Transcribe the material verbatim in full; the pictures do not belong in the copy.

** Start RECORD LIST **

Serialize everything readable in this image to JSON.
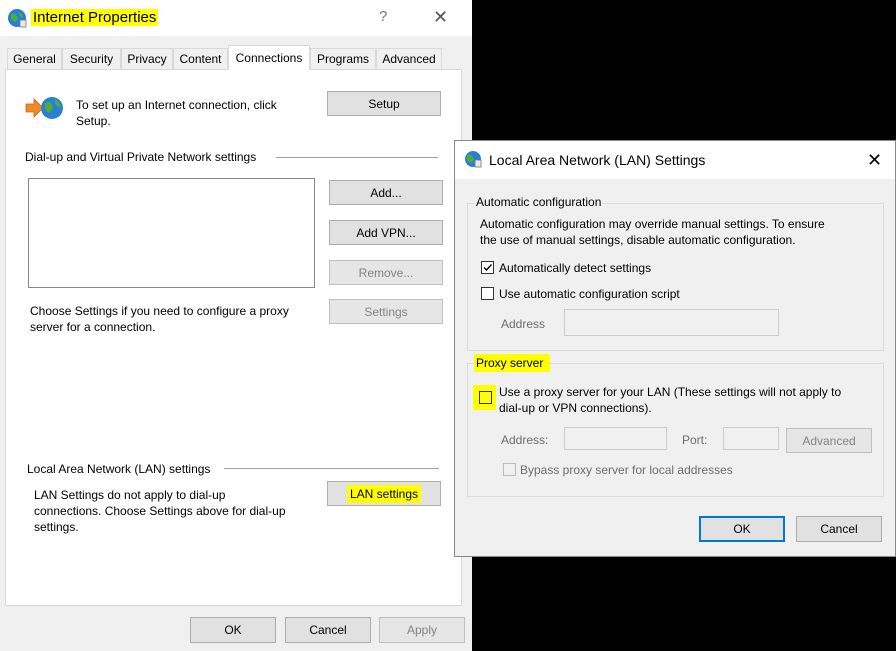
{
  "main": {
    "title": "Internet Properties",
    "help": "?",
    "close": "✕",
    "tabs": [
      {
        "label": "General"
      },
      {
        "label": "Security"
      },
      {
        "label": "Privacy"
      },
      {
        "label": "Content"
      },
      {
        "label": "Connections"
      },
      {
        "label": "Programs"
      },
      {
        "label": "Advanced"
      }
    ],
    "setup_text_1": "To set up an Internet connection, click",
    "setup_text_2": "Setup.",
    "setup_button": "Setup",
    "dialup_heading": "Dial-up and Virtual Private Network settings",
    "add_button": "Add...",
    "add_vpn_button": "Add VPN...",
    "remove_button": "Remove...",
    "settings_button": "Settings",
    "proxy_text_1": "Choose Settings if you need to configure a proxy",
    "proxy_text_2": "server for a connection.",
    "lan_heading": "Local Area Network (LAN) settings",
    "lan_text_1": "LAN Settings do not apply to dial-up",
    "lan_text_2": "connections. Choose Settings above for dial-up",
    "lan_text_3": "settings.",
    "lan_button": "LAN settings",
    "ok_button": "OK",
    "cancel_button": "Cancel",
    "apply_button": "Apply"
  },
  "lan_dialog": {
    "title": "Local Area Network (LAN) Settings",
    "close": "✕",
    "auto_group_label": "Automatic configuration",
    "auto_desc_1": "Automatic configuration may override manual settings.  To ensure",
    "auto_desc_2": "the use of manual settings, disable automatic configuration.",
    "auto_detect_label": "Automatically detect settings",
    "auto_detect_checked": true,
    "auto_script_label": "Use automatic configuration script",
    "auto_script_checked": false,
    "address_label": "Address",
    "address_value": "",
    "proxy_group_label": "Proxy server",
    "use_proxy_label_1": "Use a proxy server for your LAN (These settings will not apply to",
    "use_proxy_label_2": "dial-up or VPN connections).",
    "use_proxy_checked": false,
    "proxy_address_label": "Address:",
    "proxy_address_value": "",
    "port_label": "Port:",
    "port_value": "",
    "advanced_button": "Advanced",
    "bypass_label": "Bypass proxy server for local addresses",
    "bypass_checked": false,
    "ok_button": "OK",
    "cancel_button": "Cancel"
  },
  "colors": {
    "highlight": "#ffff00",
    "accent": "#0078d7",
    "window_bg": "#f0f0f0"
  }
}
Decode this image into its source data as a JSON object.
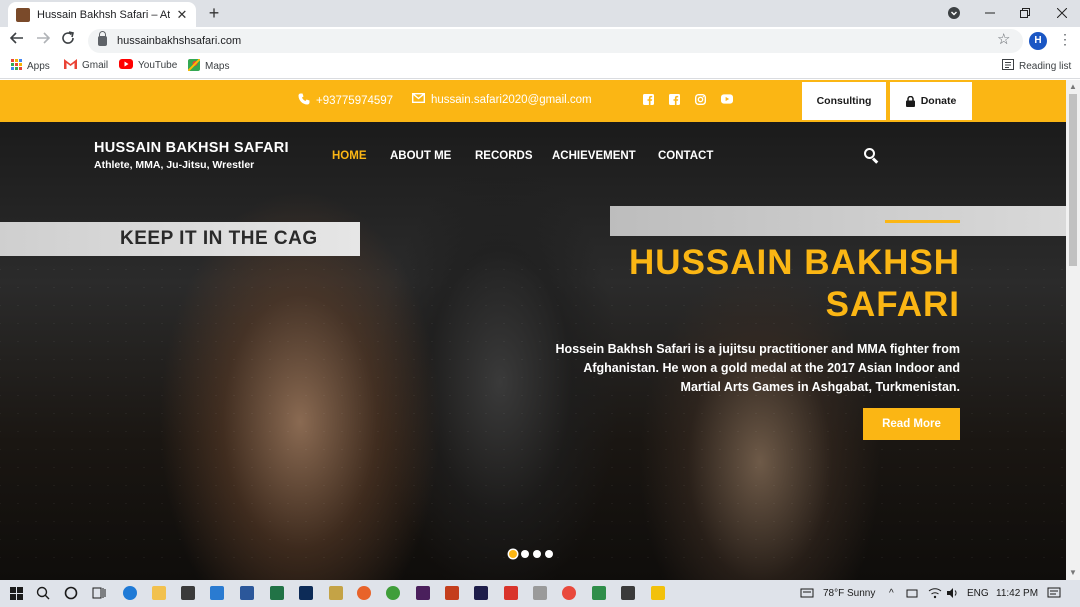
{
  "browser": {
    "tab_title": "Hussain Bakhsh Safari – Athlete, MMA, Ju-Jitsu, Wrestler",
    "tab_close": "✕",
    "new_tab": "+",
    "url": "hussainbakhshsafari.com",
    "profile_initial": "H",
    "bookmarks": [
      "Apps",
      "Gmail",
      "YouTube",
      "Maps"
    ],
    "reading_list": "Reading list"
  },
  "site": {
    "phone": "+93775974597",
    "email": "hussain.safari2020@gmail.com",
    "consulting_label": "Consulting",
    "donate_label": "Donate",
    "brand_name": "HUSSAIN BAKHSH SAFARI",
    "brand_tagline": "Athlete, MMA, Ju-Jitsu, Wrestler",
    "nav": [
      "HOME",
      "ABOUT ME",
      "RECORDS",
      "ACHIEVEMENT",
      "CONTACT"
    ],
    "hero_banner_text": "KEEP IT IN THE CAG",
    "hero_title_line1": "HUSSAIN BAKHSH",
    "hero_title_line2": "SAFARI",
    "hero_description": "Hossein Bakhsh Safari is a jujitsu practitioner and MMA fighter from Afghanistan. He won a gold medal at the 2017 Asian Indoor and Martial Arts Games in Ashgabat, Turkmenistan.",
    "read_more_label": "Read More",
    "slider_dots": 4,
    "active_slide": 1
  },
  "taskbar": {
    "weather": "78°F  Sunny",
    "language": "ENG",
    "time": "11:42 PM"
  },
  "colors": {
    "accent": "#fbb614",
    "dark": "#1b1b1b"
  }
}
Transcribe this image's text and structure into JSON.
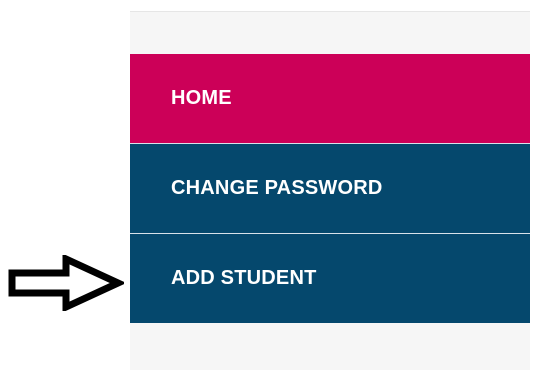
{
  "menu": {
    "items": [
      {
        "label": "HOME",
        "color": "#cc0058"
      },
      {
        "label": "CHANGE PASSWORD",
        "color": "#05486d"
      },
      {
        "label": "ADD STUDENT",
        "color": "#05486d"
      }
    ]
  },
  "annotation": {
    "icon": "right-arrow-outline-icon",
    "color": "#000000"
  }
}
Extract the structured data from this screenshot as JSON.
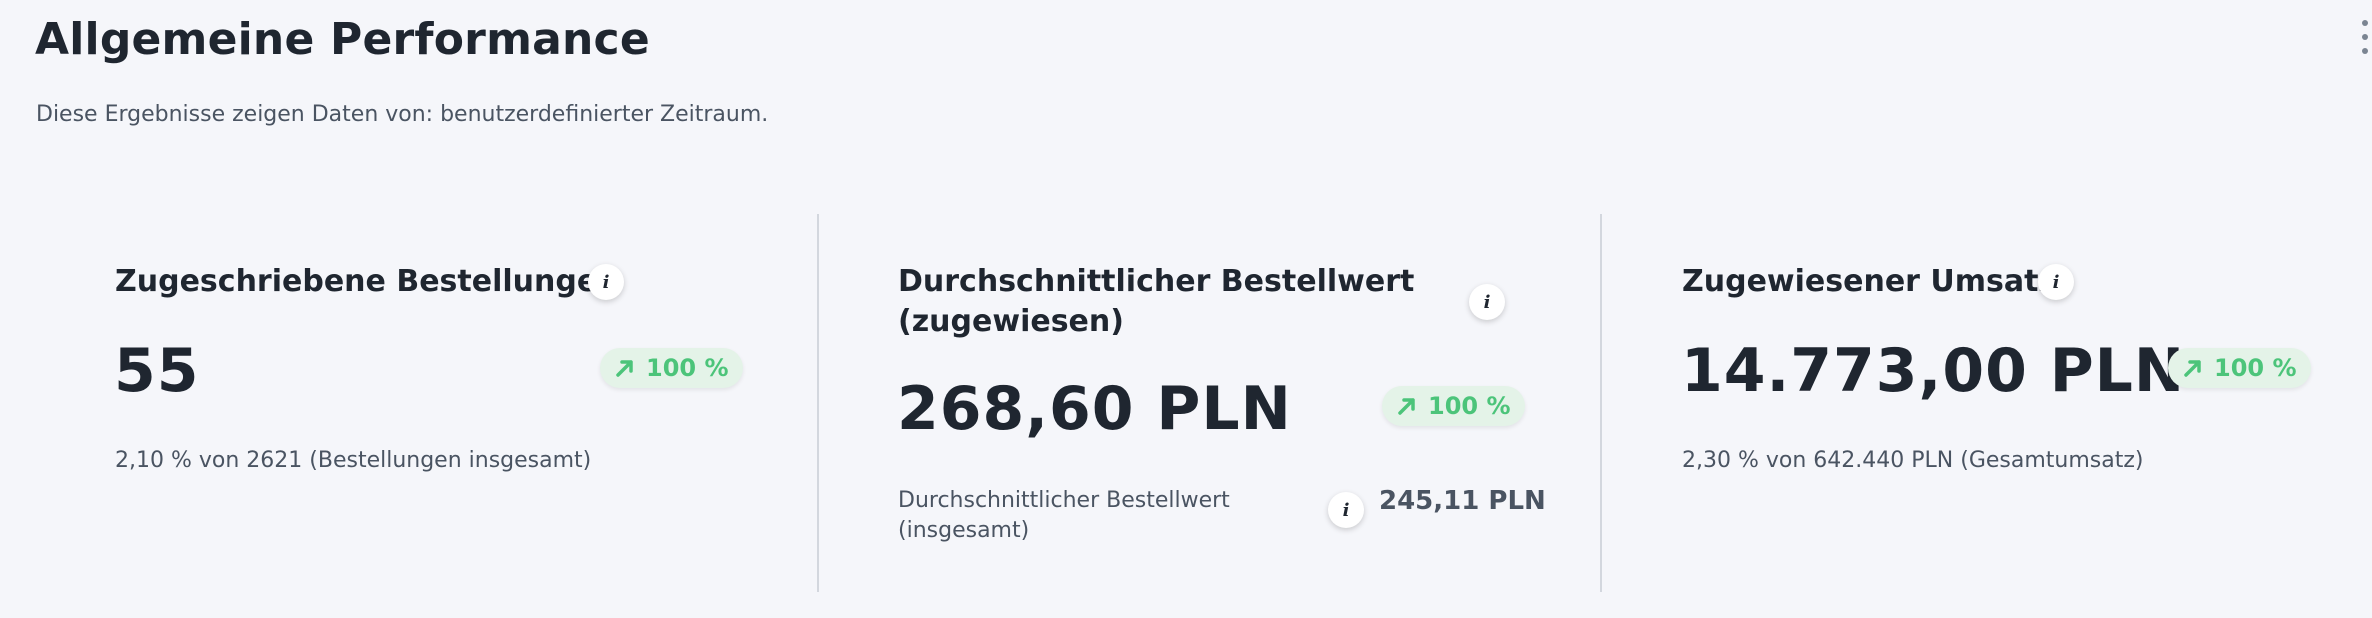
{
  "header": {
    "title": "Allgemeine Performance",
    "subtitle": "Diese Ergebnisse zeigen Daten von: benutzerdefinierter Zeitraum."
  },
  "icons": {
    "menu": "kebab-menu-icon",
    "info": "info-icon",
    "trend": "arrow-up-right-icon"
  },
  "colors": {
    "background": "#f5f6fa",
    "positive": "#4cc47a",
    "positive_bg": "#e4f3e8",
    "divider": "#d3d7de"
  },
  "cards": [
    {
      "title": "Zugeschriebene Bestellungen",
      "value": "55",
      "change": "100 %",
      "note": "2,10 % von 2621 (Bestellungen insgesamt)"
    },
    {
      "title": "Durchschnittlicher Bestellwert (zugewiesen)",
      "value": "268,60 PLN",
      "change": "100 %",
      "secondary_label": "Durchschnittlicher Bestellwert (insgesamt)",
      "secondary_value": "245,11 PLN"
    },
    {
      "title": "Zugewiesener Umsatz",
      "value": "14.773,00 PLN",
      "change": "100 %",
      "note": "2,30 % von 642.440 PLN (Gesamtumsatz)"
    }
  ]
}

** End RECORD LIST **

▶ RESULT OF THE TASK:
Serialize everything readable in this image to JSON.
{
  "main": {
    "title": "Internet Properties",
    "help": "?",
    "close": "✕",
    "tabs": [
      {
        "label": "General"
      },
      {
        "label": "Security"
      },
      {
        "label": "Privacy"
      },
      {
        "label": "Content"
      },
      {
        "label": "Connections"
      },
      {
        "label": "Programs"
      },
      {
        "label": "Advanced"
      }
    ],
    "setup_text_1": "To set up an Internet connection, click",
    "setup_text_2": "Setup.",
    "setup_button": "Setup",
    "dialup_heading": "Dial-up and Virtual Private Network settings",
    "add_button": "Add...",
    "add_vpn_button": "Add VPN...",
    "remove_button": "Remove...",
    "settings_button": "Settings",
    "proxy_text_1": "Choose Settings if you need to configure a proxy",
    "proxy_text_2": "server for a connection.",
    "lan_heading": "Local Area Network (LAN) settings",
    "lan_text_1": "LAN Settings do not apply to dial-up",
    "lan_text_2": "connections. Choose Settings above for dial-up",
    "lan_text_3": "settings.",
    "lan_button": "LAN settings",
    "ok_button": "OK",
    "cancel_button": "Cancel",
    "apply_button": "Apply"
  },
  "lan_dialog": {
    "title": "Local Area Network (LAN) Settings",
    "close": "✕",
    "auto_group_label": "Automatic configuration",
    "auto_desc_1": "Automatic configuration may override manual settings.  To ensure",
    "auto_desc_2": "the use of manual settings, disable automatic configuration.",
    "auto_detect_label": "Automatically detect settings",
    "auto_detect_checked": true,
    "auto_script_label": "Use automatic configuration script",
    "auto_script_checked": false,
    "address_label": "Address",
    "address_value": "",
    "proxy_group_label": "Proxy server",
    "use_proxy_label_1": "Use a proxy server for your LAN (These settings will not apply to",
    "use_proxy_label_2": "dial-up or VPN connections).",
    "use_proxy_checked": false,
    "proxy_address_label": "Address:",
    "proxy_address_value": "",
    "port_label": "Port:",
    "port_value": "",
    "advanced_button": "Advanced",
    "bypass_label": "Bypass proxy server for local addresses",
    "bypass_checked": false,
    "ok_button": "OK",
    "cancel_button": "Cancel"
  },
  "colors": {
    "highlight": "#ffff00",
    "accent": "#0078d7",
    "window_bg": "#f0f0f0"
  }
}
Decode this image into its source data as a JSON object.
{
  "browser": {
    "tab_title": "Hussain Bakhsh Safari – Athlete, MMA, Ju-Jitsu, Wrestler",
    "tab_close": "✕",
    "new_tab": "+",
    "url": "hussainbakhshsafari.com",
    "profile_initial": "H",
    "bookmarks": [
      "Apps",
      "Gmail",
      "YouTube",
      "Maps"
    ],
    "reading_list": "Reading list"
  },
  "site": {
    "phone": "+93775974597",
    "email": "hussain.safari2020@gmail.com",
    "consulting_label": "Consulting",
    "donate_label": "Donate",
    "brand_name": "HUSSAIN BAKHSH SAFARI",
    "brand_tagline": "Athlete, MMA, Ju-Jitsu, Wrestler",
    "nav": [
      "HOME",
      "ABOUT ME",
      "RECORDS",
      "ACHIEVEMENT",
      "CONTACT"
    ],
    "hero_banner_text": "KEEP IT IN THE CAG",
    "hero_title_line1": "HUSSAIN BAKHSH",
    "hero_title_line2": "SAFARI",
    "hero_description": "Hossein Bakhsh Safari is a jujitsu practitioner and MMA fighter from Afghanistan. He won a gold medal at the 2017 Asian Indoor and Martial Arts Games in Ashgabat, Turkmenistan.",
    "read_more_label": "Read More",
    "slider_dots": 4,
    "active_slide": 1
  },
  "taskbar": {
    "weather": "78°F  Sunny",
    "language": "ENG",
    "time": "11:42 PM"
  },
  "colors": {
    "accent": "#fbb614",
    "dark": "#1b1b1b"
  }
}
Transcribe this image's text and structure into JSON.
{
  "menu": {
    "items": [
      {
        "label": "HOME",
        "color": "#cc0058"
      },
      {
        "label": "CHANGE PASSWORD",
        "color": "#05486d"
      },
      {
        "label": "ADD STUDENT",
        "color": "#05486d"
      }
    ]
  },
  "annotation": {
    "icon": "right-arrow-outline-icon",
    "color": "#000000"
  }
}
Extract the structured data from this screenshot as JSON.
{
  "header": {
    "title": "Allgemeine Performance",
    "subtitle": "Diese Ergebnisse zeigen Daten von: benutzerdefinierter Zeitraum."
  },
  "icons": {
    "menu": "kebab-menu-icon",
    "info": "info-icon",
    "trend": "arrow-up-right-icon"
  },
  "colors": {
    "background": "#f5f6fa",
    "positive": "#4cc47a",
    "positive_bg": "#e4f3e8",
    "divider": "#d3d7de"
  },
  "cards": [
    {
      "title": "Zugeschriebene Bestellungen",
      "value": "55",
      "change": "100 %",
      "note": "2,10 % von 2621 (Bestellungen insgesamt)"
    },
    {
      "title": "Durchschnittlicher Bestellwert (zugewiesen)",
      "value": "268,60 PLN",
      "change": "100 %",
      "secondary_label": "Durchschnittlicher Bestellwert (insgesamt)",
      "secondary_value": "245,11 PLN"
    },
    {
      "title": "Zugewiesener Umsatz",
      "value": "14.773,00 PLN",
      "change": "100 %",
      "note": "2,30 % von 642.440 PLN (Gesamtumsatz)"
    }
  ]
}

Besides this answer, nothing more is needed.